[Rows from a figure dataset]
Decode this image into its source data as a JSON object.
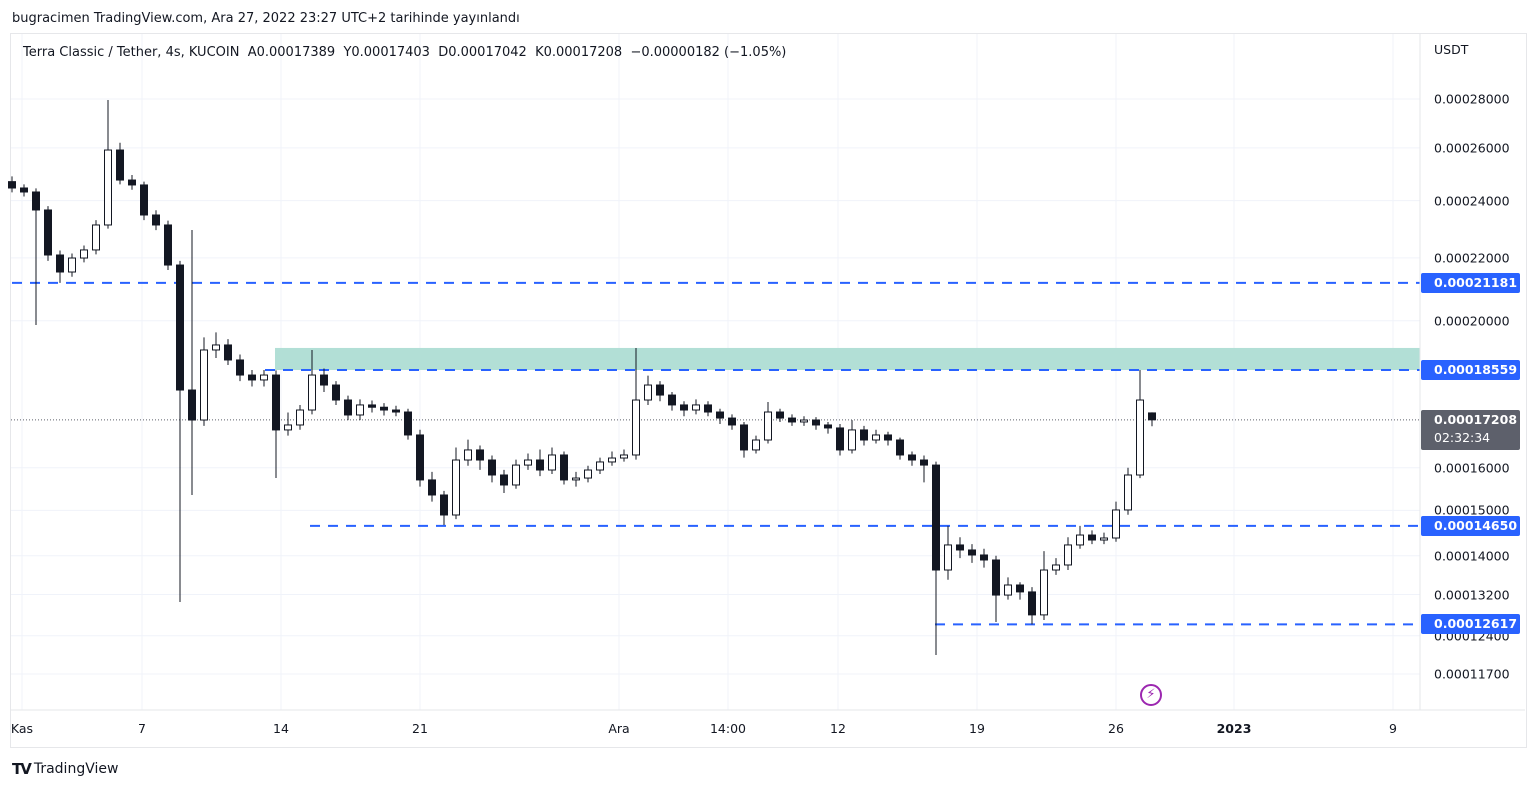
{
  "published_line": "bugracimen TradingView.com, Ara 27, 2022 23:27 UTC+2 tarihinde yayınlandı",
  "legend": {
    "symbol": "Terra Classic / Tether, 4s, KUCOIN",
    "open": "A0.00017389",
    "high": "Y0.00017403",
    "low": "D0.00017042",
    "close": "K0.00017208",
    "change": "−0.00000182 (−1.05%)"
  },
  "branding": {
    "logo_text": "TradingView"
  },
  "colors": {
    "level_line": "#2962ff",
    "zone": "#b2dfd6",
    "up_body": "#ffffff",
    "down_body": "#131722",
    "last_price_label": "#5d606b",
    "alert_icon": "#9c27b0"
  },
  "icons": {
    "alert": "lightning-bolt-icon",
    "logo": "tradingview-logo-icon"
  },
  "chart_data": {
    "type": "candlestick",
    "title": "Terra Classic / Tether, 4s, KUCOIN",
    "currency": "USDT",
    "yscale": "log",
    "ylim": [
      0.000109,
      0.000295
    ],
    "grid": true,
    "y_ticks": [
      "0.00028000",
      "0.00026000",
      "0.00024000",
      "0.00022000",
      "0.00020000",
      "0.00016000",
      "0.00015000",
      "0.00014000",
      "0.00013200",
      "0.00012400",
      "0.00011700"
    ],
    "x_ticks": [
      {
        "label": "Kas",
        "bold": false
      },
      {
        "label": "7",
        "bold": false
      },
      {
        "label": "14",
        "bold": false
      },
      {
        "label": "21",
        "bold": false
      },
      {
        "label": "Ara",
        "bold": false
      },
      {
        "label": "14:00",
        "bold": false
      },
      {
        "label": "12",
        "bold": false
      },
      {
        "label": "19",
        "bold": false
      },
      {
        "label": "26",
        "bold": false
      },
      {
        "label": "2023",
        "bold": true
      },
      {
        "label": "9",
        "bold": false
      }
    ],
    "horizontal_levels": [
      "0.00021181",
      "0.00018559",
      "0.00014650",
      "0.00012617"
    ],
    "zone": {
      "from": "0.00018559",
      "to": "0.00019191"
    },
    "last_price": {
      "value": "0.00017208",
      "countdown": "02:32:34"
    },
    "candles_ohlc": [
      [
        0.000247,
        0.000249,
        0.000243,
        0.00024463
      ],
      [
        0.00024463,
        0.000246,
        0.0002415,
        0.00024315
      ],
      [
        0.00024315,
        0.0002445,
        0.00019872,
        0.0002366
      ],
      [
        0.0002366,
        0.000238,
        0.000219,
        0.00022098
      ],
      [
        0.00022098,
        0.0002225,
        0.00021181,
        0.00021535
      ],
      [
        0.00021535,
        0.0002215,
        0.0002138,
        0.00021997
      ],
      [
        0.00021997,
        0.0002242,
        0.0002185,
        0.00022268
      ],
      [
        0.00022268,
        0.000233,
        0.0002212,
        0.00023128
      ],
      [
        0.00023128,
        0.00027958,
        0.00023,
        0.00025914
      ],
      [
        0.00025914,
        0.000262,
        0.000246,
        0.0002476
      ],
      [
        0.0002476,
        0.0002495,
        0.000244,
        0.00024576
      ],
      [
        0.00024576,
        0.000247,
        0.000233,
        0.00023481
      ],
      [
        0.00023481,
        0.0002365,
        0.0002295,
        0.00023128
      ],
      [
        0.00023128,
        0.0002328,
        0.000216,
        0.00021764
      ],
      [
        0.00021764,
        0.000219,
        0.00013051,
        0.00018004
      ],
      [
        0.00018004,
        0.00022952,
        0.00015353,
        0.00017203
      ],
      [
        0.00017203,
        0.000195,
        0.0001705,
        0.00019132
      ],
      [
        0.00019132,
        0.0001965,
        0.000189,
        0.00019278
      ],
      [
        0.00019278,
        0.0001945,
        0.000187,
        0.00018844
      ],
      [
        0.00018844,
        0.00019,
        0.0001825,
        0.00018418
      ],
      [
        0.00018418,
        0.00018559,
        0.000181,
        0.00018281
      ],
      [
        0.00018281,
        0.00018559,
        0.000181,
        0.00018418
      ],
      [
        0.00018418,
        0.0001855,
        0.00015753,
        0.00016946
      ],
      [
        0.00016946,
        0.000174,
        0.000168,
        0.00017074
      ],
      [
        0.00017074,
        0.000176,
        0.0001695,
        0.00017466
      ],
      [
        0.00017466,
        0.00019132,
        0.0001735,
        0.00018418
      ],
      [
        0.00018418,
        0.000186,
        0.0001795,
        0.00018141
      ],
      [
        0.00018141,
        0.0001825,
        0.000176,
        0.00017733
      ],
      [
        0.00017733,
        0.0001785,
        0.000172,
        0.00017335
      ],
      [
        0.00017335,
        0.0001775,
        0.000172,
        0.00017601
      ],
      [
        0.00017601,
        0.0001772,
        0.000174,
        0.0001754
      ],
      [
        0.0001754,
        0.0001765,
        0.0001732,
        0.00017466
      ],
      [
        0.00017466,
        0.0001758,
        0.000173,
        0.00017413
      ],
      [
        0.00017413,
        0.000175,
        0.000167,
        0.00016817
      ],
      [
        0.00016817,
        0.0001695,
        0.0001555,
        0.00015708
      ],
      [
        0.00015708,
        0.000159,
        0.000152,
        0.00015353
      ],
      [
        0.00015353,
        0.0001545,
        0.00014669,
        0.00014894
      ],
      [
        0.00014894,
        0.000165,
        0.000148,
        0.0001619
      ],
      [
        0.0001619,
        0.000167,
        0.0001605,
        0.00016439
      ],
      [
        0.00016439,
        0.0001655,
        0.0001595,
        0.0001619
      ],
      [
        0.0001619,
        0.000163,
        0.0001565,
        0.00015826
      ],
      [
        0.00015826,
        0.0001595,
        0.000154,
        0.00015588
      ],
      [
        0.00015588,
        0.000162,
        0.000155,
        0.00016066
      ],
      [
        0.00016066,
        0.0001635,
        0.0001595,
        0.0001619
      ],
      [
        0.0001619,
        0.0001645,
        0.000158,
        0.00015946
      ],
      [
        0.00015946,
        0.000165,
        0.0001585,
        0.00016314
      ],
      [
        0.00016314,
        0.000164,
        0.000156,
        0.00015708
      ],
      [
        0.00015708,
        0.000159,
        0.0001555,
        0.00015753
      ],
      [
        0.00015753,
        0.0001605,
        0.0001565,
        0.00015946
      ],
      [
        0.00015946,
        0.0001625,
        0.0001585,
        0.00016142
      ],
      [
        0.00016142,
        0.000164,
        0.0001605,
        0.00016239
      ],
      [
        0.00016239,
        0.0001645,
        0.0001615,
        0.00016314
      ],
      [
        0.00016314,
        0.00019191,
        0.000162,
        0.00017733
      ],
      [
        0.00017733,
        0.000184,
        0.000176,
        0.00018141
      ],
      [
        0.00018141,
        0.0001825,
        0.000177,
        0.00017867
      ],
      [
        0.00017867,
        0.0001795,
        0.0001745,
        0.00017601
      ],
      [
        0.00017601,
        0.000177,
        0.000173,
        0.00017466
      ],
      [
        0.00017466,
        0.0001775,
        0.0001735,
        0.00017601
      ],
      [
        0.00017601,
        0.000177,
        0.000173,
        0.00017413
      ],
      [
        0.00017413,
        0.000175,
        0.000171,
        0.00017254
      ],
      [
        0.00017254,
        0.0001735,
        0.0001695,
        0.00017074
      ],
      [
        0.00017074,
        0.0001715,
        0.0001625,
        0.00016439
      ],
      [
        0.00016439,
        0.000168,
        0.0001635,
        0.00016689
      ],
      [
        0.00016689,
        0.0001768,
        0.000166,
        0.00017413
      ],
      [
        0.00017413,
        0.000175,
        0.0001715,
        0.00017254
      ],
      [
        0.00017254,
        0.0001735,
        0.0001705,
        0.00017152
      ],
      [
        0.00017152,
        0.000173,
        0.0001705,
        0.00017203
      ],
      [
        0.00017203,
        0.0001728,
        0.0001695,
        0.00017074
      ],
      [
        0.00017074,
        0.0001715,
        0.0001685,
        0.00016997
      ],
      [
        0.00016997,
        0.000171,
        0.000163,
        0.00016439
      ],
      [
        0.00016439,
        0.000172,
        0.0001635,
        0.00016946
      ],
      [
        0.00016946,
        0.0001705,
        0.0001655,
        0.00016689
      ],
      [
        0.00016689,
        0.0001695,
        0.000166,
        0.00016817
      ],
      [
        0.00016817,
        0.000169,
        0.0001655,
        0.00016689
      ],
      [
        0.00016689,
        0.0001675,
        0.000162,
        0.00016314
      ],
      [
        0.00016314,
        0.000164,
        0.0001605,
        0.0001619
      ],
      [
        0.0001619,
        0.000163,
        0.0001565,
        0.00016066
      ],
      [
        0.00016066,
        0.0001615,
        0.00012043,
        0.00013701
      ],
      [
        0.00013701,
        0.0001465,
        0.000135,
        0.00014232
      ],
      [
        0.00014232,
        0.000144,
        0.0001395,
        0.00014124
      ],
      [
        0.00014124,
        0.0001425,
        0.0001385,
        0.00014017
      ],
      [
        0.00014017,
        0.0001415,
        0.0001375,
        0.00013911
      ],
      [
        0.00013911,
        0.00014,
        0.00012662,
        0.0001319
      ],
      [
        0.0001319,
        0.0001355,
        0.000131,
        0.00013393
      ],
      [
        0.00013393,
        0.0001345,
        0.000131,
        0.00013253
      ],
      [
        0.00013253,
        0.0001335,
        0.00012617,
        0.00012799
      ],
      [
        0.00012799,
        0.000141,
        0.000127,
        0.00013701
      ],
      [
        0.00013701,
        0.0001395,
        0.000136,
        0.00013806
      ],
      [
        0.00013806,
        0.000144,
        0.000137,
        0.00014232
      ],
      [
        0.00014232,
        0.0001465,
        0.0001415,
        0.00014448
      ],
      [
        0.00014448,
        0.0001455,
        0.0001425,
        0.00014339
      ],
      [
        0.00014339,
        0.000145,
        0.0001425,
        0.00014383
      ],
      [
        0.00014383,
        0.000152,
        0.000143,
        0.00015008
      ],
      [
        0.00015008,
        0.00016,
        0.000149,
        0.00015826
      ],
      [
        0.00015826,
        0.00018559,
        0.0001575,
        0.00017733
      ],
      [
        0.00017389,
        0.00017403,
        0.00017042,
        0.00017208
      ]
    ]
  }
}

GOAL:
From the listing above, copy out each line where the word "KUCOIN" appears.

RESULT:
    "symbol": "Terra Classic / Tether, 4s, KUCOIN",
    "title": "Terra Classic / Tether, 4s, KUCOIN",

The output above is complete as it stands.